- [Task details] Look through the records that follow. Copy every line containing the word "Position".

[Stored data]
----------
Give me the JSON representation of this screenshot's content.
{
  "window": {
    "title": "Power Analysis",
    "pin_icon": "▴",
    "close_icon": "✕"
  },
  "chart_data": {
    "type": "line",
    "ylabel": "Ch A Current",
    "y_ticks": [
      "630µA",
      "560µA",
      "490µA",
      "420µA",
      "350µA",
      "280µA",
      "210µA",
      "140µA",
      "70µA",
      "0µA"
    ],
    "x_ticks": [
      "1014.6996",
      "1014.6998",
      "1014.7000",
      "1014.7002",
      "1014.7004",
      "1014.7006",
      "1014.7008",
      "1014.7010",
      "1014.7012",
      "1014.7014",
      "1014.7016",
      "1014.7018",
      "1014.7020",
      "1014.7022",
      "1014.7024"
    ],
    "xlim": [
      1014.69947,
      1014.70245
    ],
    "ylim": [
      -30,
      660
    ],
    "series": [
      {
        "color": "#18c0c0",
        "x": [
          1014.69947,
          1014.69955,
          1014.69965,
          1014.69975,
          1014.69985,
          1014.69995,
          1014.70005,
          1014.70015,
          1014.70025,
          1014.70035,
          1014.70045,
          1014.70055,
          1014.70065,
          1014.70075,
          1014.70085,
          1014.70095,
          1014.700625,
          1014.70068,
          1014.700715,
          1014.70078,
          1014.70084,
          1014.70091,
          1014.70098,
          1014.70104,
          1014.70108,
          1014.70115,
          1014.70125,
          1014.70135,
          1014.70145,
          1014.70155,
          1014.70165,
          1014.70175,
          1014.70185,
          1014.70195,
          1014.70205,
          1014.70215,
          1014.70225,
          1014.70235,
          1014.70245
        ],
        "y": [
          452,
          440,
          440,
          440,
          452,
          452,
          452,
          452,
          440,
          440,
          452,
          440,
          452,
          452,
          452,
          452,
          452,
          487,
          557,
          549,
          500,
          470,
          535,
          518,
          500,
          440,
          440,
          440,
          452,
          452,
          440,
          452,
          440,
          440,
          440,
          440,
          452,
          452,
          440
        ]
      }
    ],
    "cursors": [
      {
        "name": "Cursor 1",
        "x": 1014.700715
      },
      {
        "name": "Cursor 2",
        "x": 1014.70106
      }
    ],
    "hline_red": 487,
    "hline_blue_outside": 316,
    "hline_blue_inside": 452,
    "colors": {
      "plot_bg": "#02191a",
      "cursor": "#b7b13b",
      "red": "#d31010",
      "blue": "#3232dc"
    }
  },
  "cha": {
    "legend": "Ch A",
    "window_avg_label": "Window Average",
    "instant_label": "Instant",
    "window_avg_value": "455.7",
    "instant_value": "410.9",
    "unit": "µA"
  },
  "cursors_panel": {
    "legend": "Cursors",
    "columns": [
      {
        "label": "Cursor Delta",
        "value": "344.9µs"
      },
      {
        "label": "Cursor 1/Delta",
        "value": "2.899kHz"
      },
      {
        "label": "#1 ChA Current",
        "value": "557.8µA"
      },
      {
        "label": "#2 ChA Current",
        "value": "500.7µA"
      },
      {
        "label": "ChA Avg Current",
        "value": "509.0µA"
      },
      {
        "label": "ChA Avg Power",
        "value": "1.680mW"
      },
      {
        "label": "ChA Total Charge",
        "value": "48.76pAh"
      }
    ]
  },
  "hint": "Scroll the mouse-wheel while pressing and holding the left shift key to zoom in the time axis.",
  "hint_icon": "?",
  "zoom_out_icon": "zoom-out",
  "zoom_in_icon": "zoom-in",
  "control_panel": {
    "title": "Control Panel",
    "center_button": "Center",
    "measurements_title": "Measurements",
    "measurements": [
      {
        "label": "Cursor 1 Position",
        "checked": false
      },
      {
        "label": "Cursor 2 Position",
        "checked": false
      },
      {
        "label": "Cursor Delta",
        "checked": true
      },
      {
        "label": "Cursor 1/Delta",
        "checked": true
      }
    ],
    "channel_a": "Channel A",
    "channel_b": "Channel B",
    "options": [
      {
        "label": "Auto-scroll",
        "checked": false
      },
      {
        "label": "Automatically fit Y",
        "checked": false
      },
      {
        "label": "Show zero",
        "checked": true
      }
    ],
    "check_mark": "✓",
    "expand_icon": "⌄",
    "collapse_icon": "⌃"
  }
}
----------
- [Answer for this exercise]
        "label": "Cursor 1 Position",
        "label": "Cursor 2 Position",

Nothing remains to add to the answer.